(Saved entries)
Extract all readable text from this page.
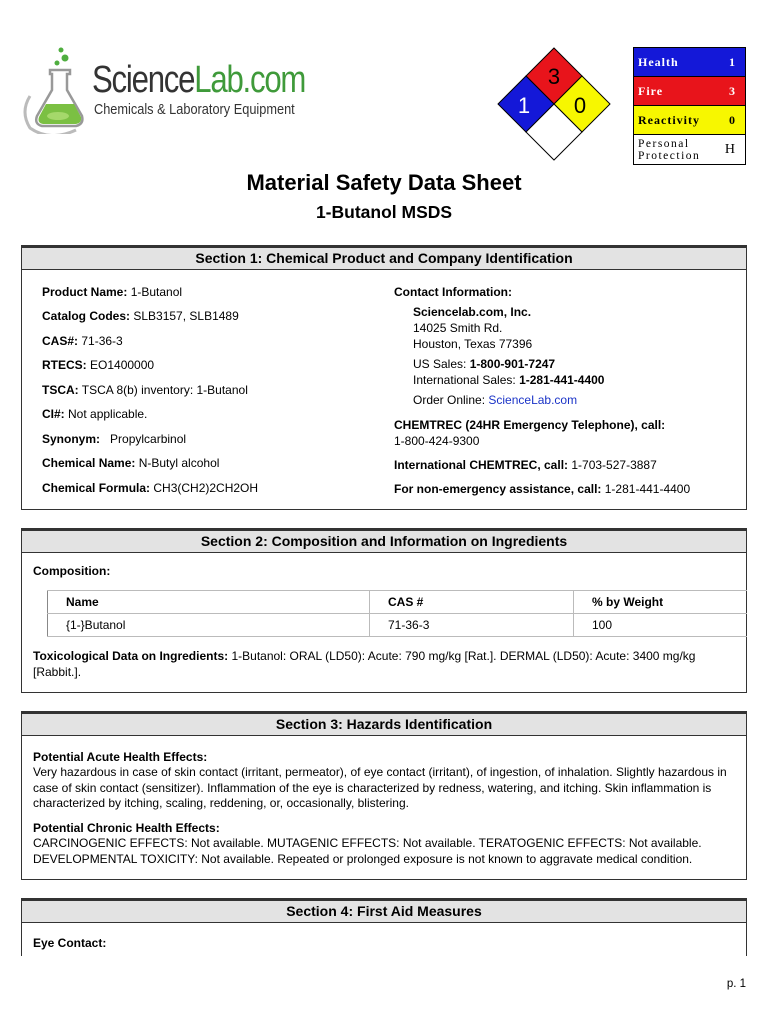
ScienceLab.com
Chemicals & Laboratory Equipment
3
1 0
Health	1
Fire	3
Reactivity 0
Personal
Protection H
Material Safety Data Sheet
1-Butanol MSDS
Section 1: Chemical Product and Company Identification
Product Name: 1-Butanol
Catalog Codes: SLB3157, SLB1489
CAS#: 71-36-3
RTECS: EO1400000
TSCA: TSCA 8(b) inventory: 1-Butanol
CI#: Not applicable.
Synonym:   Propylcarbinol
Chemical Name: N-Butyl alcohol
Chemical Formula: CH3(CH2)2CH2OH
Contact Information:
Sciencelab.com, Inc.
14025 Smith Rd.
Houston, Texas 77396
US Sales: 1-800-901-7247
International Sales: 1-281-441-4400
Order Online: ScienceLab.com
CHEMTREC (24HR Emergency Telephone), call:
1-800-424-9300
International CHEMTREC, call: 1-703-527-3887
For non-emergency assistance, call: 1-281-441-4400
Section 2: Composition and Information on Ingredients
Composition:
Name	CAS #	% by Weight
{1-}Butanol	71-36-3	100
Toxicological Data on Ingredients: 1-Butanol: ORAL (LD50): Acute: 790 mg/kg [Rat.]. DERMAL (LD50): Acute: 3400 mg/kg [Rabbit.].
Section 3: Hazards Identification
Potential Acute Health Effects:
Very hazardous in case of skin contact (irritant, permeator), of eye contact (irritant), of ingestion, of inhalation. Slightly hazardous in case of skin contact (sensitizer). Inflammation of the eye is characterized by redness, watering, and itching. Skin inflammation is characterized by itching, scaling, reddening, or, occasionally, blistering.
Potential Chronic Health Effects:
CARCINOGENIC EFFECTS: Not available. MUTAGENIC EFFECTS: Not available. TERATOGENIC EFFECTS: Not available. DEVELOPMENTAL TOXICITY: Not available. Repeated or prolonged exposure is not known to aggravate medical condition.
Section 4: First Aid Measures
Eye Contact:
p. 1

- **Task to carry out**: In the entries above, count each line holding "Product" and report the total and nothing more.

- **Response to this task**: 2